═════ Entries provided ═════
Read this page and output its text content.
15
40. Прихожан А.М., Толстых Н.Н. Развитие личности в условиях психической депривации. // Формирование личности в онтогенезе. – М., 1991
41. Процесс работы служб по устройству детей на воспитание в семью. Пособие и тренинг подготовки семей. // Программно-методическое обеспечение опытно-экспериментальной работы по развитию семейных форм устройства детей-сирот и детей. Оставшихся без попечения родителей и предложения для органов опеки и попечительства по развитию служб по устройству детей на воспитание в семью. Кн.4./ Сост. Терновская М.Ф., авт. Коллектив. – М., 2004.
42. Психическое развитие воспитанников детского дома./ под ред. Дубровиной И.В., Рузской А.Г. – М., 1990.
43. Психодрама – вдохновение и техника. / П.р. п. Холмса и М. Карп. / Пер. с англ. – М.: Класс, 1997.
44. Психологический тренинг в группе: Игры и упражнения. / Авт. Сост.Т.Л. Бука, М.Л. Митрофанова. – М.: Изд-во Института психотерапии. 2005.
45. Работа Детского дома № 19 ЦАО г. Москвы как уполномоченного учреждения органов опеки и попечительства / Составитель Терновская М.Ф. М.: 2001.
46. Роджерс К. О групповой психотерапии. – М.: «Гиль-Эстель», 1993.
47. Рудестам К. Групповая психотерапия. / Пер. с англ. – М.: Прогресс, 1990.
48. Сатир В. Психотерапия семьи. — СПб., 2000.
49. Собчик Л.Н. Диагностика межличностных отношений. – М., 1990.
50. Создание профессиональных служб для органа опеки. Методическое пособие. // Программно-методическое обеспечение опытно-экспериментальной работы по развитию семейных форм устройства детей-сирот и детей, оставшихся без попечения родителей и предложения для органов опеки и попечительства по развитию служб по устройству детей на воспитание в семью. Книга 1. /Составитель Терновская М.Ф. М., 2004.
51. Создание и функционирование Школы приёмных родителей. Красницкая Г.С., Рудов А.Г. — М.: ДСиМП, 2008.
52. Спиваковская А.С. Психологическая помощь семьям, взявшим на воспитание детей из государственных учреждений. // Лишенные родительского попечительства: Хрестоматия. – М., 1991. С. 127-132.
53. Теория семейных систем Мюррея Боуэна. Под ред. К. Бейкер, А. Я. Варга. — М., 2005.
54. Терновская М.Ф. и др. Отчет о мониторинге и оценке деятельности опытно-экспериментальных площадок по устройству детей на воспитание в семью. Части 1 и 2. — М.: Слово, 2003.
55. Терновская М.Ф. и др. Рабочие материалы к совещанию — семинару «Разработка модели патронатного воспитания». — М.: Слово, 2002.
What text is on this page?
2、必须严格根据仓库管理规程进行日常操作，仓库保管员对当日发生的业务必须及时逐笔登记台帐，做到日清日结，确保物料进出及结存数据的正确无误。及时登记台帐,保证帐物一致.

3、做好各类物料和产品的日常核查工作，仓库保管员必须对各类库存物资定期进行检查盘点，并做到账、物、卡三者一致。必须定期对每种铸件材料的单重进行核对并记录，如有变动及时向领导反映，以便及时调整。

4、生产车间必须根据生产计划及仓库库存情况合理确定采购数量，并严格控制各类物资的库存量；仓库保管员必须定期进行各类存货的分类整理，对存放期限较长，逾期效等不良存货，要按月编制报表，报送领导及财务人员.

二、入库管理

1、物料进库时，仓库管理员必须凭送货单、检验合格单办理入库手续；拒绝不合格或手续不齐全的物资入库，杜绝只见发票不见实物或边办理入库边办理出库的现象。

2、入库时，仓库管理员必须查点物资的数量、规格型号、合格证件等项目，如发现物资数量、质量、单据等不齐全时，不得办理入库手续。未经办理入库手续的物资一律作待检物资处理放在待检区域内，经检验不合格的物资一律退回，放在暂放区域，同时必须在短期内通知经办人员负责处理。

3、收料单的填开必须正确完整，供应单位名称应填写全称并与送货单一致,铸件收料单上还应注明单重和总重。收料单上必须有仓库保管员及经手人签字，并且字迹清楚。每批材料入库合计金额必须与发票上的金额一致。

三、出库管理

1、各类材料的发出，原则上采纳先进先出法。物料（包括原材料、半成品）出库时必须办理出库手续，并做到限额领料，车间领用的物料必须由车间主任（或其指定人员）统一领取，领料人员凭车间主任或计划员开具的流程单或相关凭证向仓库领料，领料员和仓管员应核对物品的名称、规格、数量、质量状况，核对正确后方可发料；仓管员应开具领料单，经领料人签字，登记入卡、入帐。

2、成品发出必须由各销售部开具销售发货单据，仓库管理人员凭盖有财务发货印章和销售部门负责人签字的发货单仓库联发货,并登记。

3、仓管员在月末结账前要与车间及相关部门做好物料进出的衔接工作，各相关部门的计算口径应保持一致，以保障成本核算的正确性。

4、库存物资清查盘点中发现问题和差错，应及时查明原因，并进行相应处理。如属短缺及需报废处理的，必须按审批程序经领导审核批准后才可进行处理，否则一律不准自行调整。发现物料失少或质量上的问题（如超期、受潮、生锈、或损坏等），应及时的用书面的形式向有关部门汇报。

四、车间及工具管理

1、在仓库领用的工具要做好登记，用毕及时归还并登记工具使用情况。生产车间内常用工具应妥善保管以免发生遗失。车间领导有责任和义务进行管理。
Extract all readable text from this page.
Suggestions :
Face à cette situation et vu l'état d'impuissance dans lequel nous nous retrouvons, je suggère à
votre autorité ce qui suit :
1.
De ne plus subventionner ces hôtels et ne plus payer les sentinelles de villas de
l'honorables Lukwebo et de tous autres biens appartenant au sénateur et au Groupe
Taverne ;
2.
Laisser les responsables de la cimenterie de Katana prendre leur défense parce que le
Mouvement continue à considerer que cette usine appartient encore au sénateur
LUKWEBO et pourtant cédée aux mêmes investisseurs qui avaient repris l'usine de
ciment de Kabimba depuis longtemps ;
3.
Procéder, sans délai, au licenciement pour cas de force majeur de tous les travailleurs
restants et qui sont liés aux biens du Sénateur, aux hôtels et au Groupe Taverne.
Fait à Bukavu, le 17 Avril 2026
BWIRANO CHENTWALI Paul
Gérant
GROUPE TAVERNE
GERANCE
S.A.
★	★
═════
Give back all the records exactly as they stand.

Read this page and output its text content.
15
40. Прихожан А.М., Толстых Н.Н. Развитие личности в условиях психической депривации. // Формирование личности в онтогенезе. – М., 1991
41. Процесс работы служб по устройству детей на воспитание в семью. Пособие и тренинг подготовки семей. // Программно-методическое обеспечение опытно-экспериментальной работы по развитию семейных форм устройства детей-сирот и детей. Оставшихся без попечения родителей и предложения для органов опеки и попечительства по развитию служб по устройству детей на воспитание в семью. Кн.4./ Сост. Терновская М.Ф., авт. Коллектив. – М., 2004.
42. Психическое развитие воспитанников детского дома./ под ред. Дубровиной И.В., Рузской А.Г. – М., 1990.
43. Психодрама – вдохновение и техника. / П.р. п. Холмса и М. Карп. / Пер. с англ. – М.: Класс, 1997.
44. Психологический тренинг в группе: Игры и упражнения. / Авт. Сост.Т.Л. Бука, М.Л. Митрофанова. – М.: Изд-во Института психотерапии. 2005.
45. Работа Детского дома № 19 ЦАО г. Москвы как уполномоченного учреждения органов опеки и попечительства / Составитель Терновская М.Ф. М.: 2001.
46. Роджерс К. О групповой психотерапии. – М.: «Гиль-Эстель», 1993.
47. Рудестам К. Групповая психотерапия. / Пер. с англ. – М.: Прогресс, 1990.
48. Сатир В. Психотерапия семьи. — СПб., 2000.
49. Собчик Л.Н. Диагностика межличностных отношений. – М., 1990.
50. Создание профессиональных служб для органа опеки. Методическое пособие. // Программно-методическое обеспечение опытно-экспериментальной работы по развитию семейных форм устройства детей-сирот и детей, оставшихся без попечения родителей и предложения для органов опеки и попечительства по развитию служб по устройству детей на воспитание в семью. Книга 1. /Составитель Терновская М.Ф. М., 2004.
51. Создание и функционирование Школы приёмных родителей. Красницкая Г.С., Рудов А.Г. — М.: ДСиМП, 2008.
52. Спиваковская А.С. Психологическая помощь семьям, взявшим на воспитание детей из государственных учреждений. // Лишенные родительского попечительства: Хрестоматия. – М., 1991. С. 127-132.
53. Теория семейных систем Мюррея Боуэна. Под ред. К. Бейкер, А. Я. Варга. — М., 2005.
54. Терновская М.Ф. и др. Отчет о мониторинге и оценке деятельности опытно-экспериментальных площадок по устройству детей на воспитание в семью. Части 1 и 2. — М.: Слово, 2003.
55. Терновская М.Ф. и др. Рабочие материалы к совещанию — семинару «Разработка модели патронатного воспитания». — М.: Слово, 2002.
What text is on this page?
2、必须严格根据仓库管理规程进行日常操作，仓库保管员对当日发生的业务必须及时逐笔登记台帐，做到日清日结，确保物料进出及结存数据的正确无误。及时登记台帐,保证帐物一致.

3、做好各类物料和产品的日常核查工作，仓库保管员必须对各类库存物资定期进行检查盘点，并做到账、物、卡三者一致。必须定期对每种铸件材料的单重进行核对并记录，如有变动及时向领导反映，以便及时调整。

4、生产车间必须根据生产计划及仓库库存情况合理确定采购数量，并严格控制各类物资的库存量；仓库保管员必须定期进行各类存货的分类整理，对存放期限较长，逾期效等不良存货，要按月编制报表，报送领导及财务人员.

二、入库管理

1、物料进库时，仓库管理员必须凭送货单、检验合格单办理入库手续；拒绝不合格或手续不齐全的物资入库，杜绝只见发票不见实物或边办理入库边办理出库的现象。

2、入库时，仓库管理员必须查点物资的数量、规格型号、合格证件等项目，如发现物资数量、质量、单据等不齐全时，不得办理入库手续。未经办理入库手续的物资一律作待检物资处理放在待检区域内，经检验不合格的物资一律退回，放在暂放区域，同时必须在短期内通知经办人员负责处理。

3、收料单的填开必须正确完整，供应单位名称应填写全称并与送货单一致,铸件收料单上还应注明单重和总重。收料单上必须有仓库保管员及经手人签字，并且字迹清楚。每批材料入库合计金额必须与发票上的金额一致。

三、出库管理

1、各类材料的发出，原则上采纳先进先出法。物料（包括原材料、半成品）出库时必须办理出库手续，并做到限额领料，车间领用的物料必须由车间主任（或其指定人员）统一领取，领料人员凭车间主任或计划员开具的流程单或相关凭证向仓库领料，领料员和仓管员应核对物品的名称、规格、数量、质量状况，核对正确后方可发料；仓管员应开具领料单，经领料人签字，登记入卡、入帐。

2、成品发出必须由各销售部开具销售发货单据，仓库管理人员凭盖有财务发货印章和销售部门负责人签字的发货单仓库联发货,并登记。

3、仓管员在月末结账前要与车间及相关部门做好物料进出的衔接工作，各相关部门的计算口径应保持一致，以保障成本核算的正确性。

4、库存物资清查盘点中发现问题和差错，应及时查明原因，并进行相应处理。如属短缺及需报废处理的，必须按审批程序经领导审核批准后才可进行处理，否则一律不准自行调整。发现物料失少或质量上的问题（如超期、受潮、生锈、或损坏等），应及时的用书面的形式向有关部门汇报。

四、车间及工具管理

1、在仓库领用的工具要做好登记，用毕及时归还并登记工具使用情况。生产车间内常用工具应妥善保管以免发生遗失。车间领导有责任和义务进行管理。
Extract all readable text from this page.
Suggestions :
Face à cette situation et vu l'état d'impuissance dans lequel nous nous retrouvons, je suggère à
votre autorité ce qui suit :
1.
De ne plus subventionner ces hôtels et ne plus payer les sentinelles de villas de
l'honorables Lukwebo et de tous autres biens appartenant au sénateur et au Groupe
Taverne ;
2.
Laisser les responsables de la cimenterie de Katana prendre leur défense parce que le
Mouvement continue à considerer que cette usine appartient encore au sénateur
LUKWEBO et pourtant cédée aux mêmes investisseurs qui avaient repris l'usine de
ciment de Kabimba depuis longtemps ;
3.
Procéder, sans délai, au licenciement pour cas de force majeur de tous les travailleurs
restants et qui sont liés aux biens du Sénateur, aux hôtels et au Groupe Taverne.
Fait à Bukavu, le 17 Avril 2026
BWIRANO CHENTWALI Paul
Gérant
GROUPE TAVERNE
GERANCE
S.A.
★	★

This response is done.